• What you need to do:
Each record is to be reproduced verbatim.

• Entries of transcribed document text:
##############################
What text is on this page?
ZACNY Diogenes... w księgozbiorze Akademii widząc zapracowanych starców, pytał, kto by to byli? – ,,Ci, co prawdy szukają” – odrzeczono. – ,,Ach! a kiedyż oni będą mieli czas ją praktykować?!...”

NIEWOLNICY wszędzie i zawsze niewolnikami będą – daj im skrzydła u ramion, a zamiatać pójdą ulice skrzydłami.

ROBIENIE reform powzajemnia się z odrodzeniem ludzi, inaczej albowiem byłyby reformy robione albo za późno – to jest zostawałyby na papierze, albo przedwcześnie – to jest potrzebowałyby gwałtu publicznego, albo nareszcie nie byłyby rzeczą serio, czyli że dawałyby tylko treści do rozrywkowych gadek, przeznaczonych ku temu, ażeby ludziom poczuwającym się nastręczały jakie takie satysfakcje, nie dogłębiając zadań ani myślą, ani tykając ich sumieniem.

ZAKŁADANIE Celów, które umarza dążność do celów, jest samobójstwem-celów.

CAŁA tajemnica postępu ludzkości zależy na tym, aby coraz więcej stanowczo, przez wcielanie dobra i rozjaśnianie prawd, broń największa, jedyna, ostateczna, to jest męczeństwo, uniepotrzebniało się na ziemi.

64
##############################
• Output for this exercise:
What text is on this page?
ZACNY Diogenes... w księgozbiorze Akademii widząc zapracowanych starców, pytał, kto by to byli? – ,,Ci, co prawdy szukają” – odrzeczono. – ,,Ach! a kiedyż oni będą mieli czas ją praktykować?!...”

NIEWOLNICY wszędzie i zawsze niewolnikami będą – daj im skrzydła u ramion, a zamiatać pójdą ulice skrzydłami.

ROBIENIE reform powzajemnia się z odrodzeniem ludzi, inaczej albowiem byłyby reformy robione albo za późno – to jest zostawałyby na papierze, albo przedwcześnie – to jest potrzebowałyby gwałtu publicznego, albo nareszcie nie byłyby rzeczą serio, czyli że dawałyby tylko treści do rozrywkowych gadek, przeznaczonych ku temu, ażeby ludziom poczuwającym się nastręczały jakie takie satysfakcje, nie dogłębiając zadań ani myślą, ani tykając ich sumieniem.

ZAKŁADANIE Celów, które umarza dążność do celów, jest samobójstwem-celów.

CAŁA tajemnica postępu ludzkości zależy na tym, aby coraz więcej stanowczo, przez wcielanie dobra i rozjaśnianie prawd, broń największa, jedyna, ostateczna, to jest męczeństwo, uniepotrzebniało się na ziemi.

64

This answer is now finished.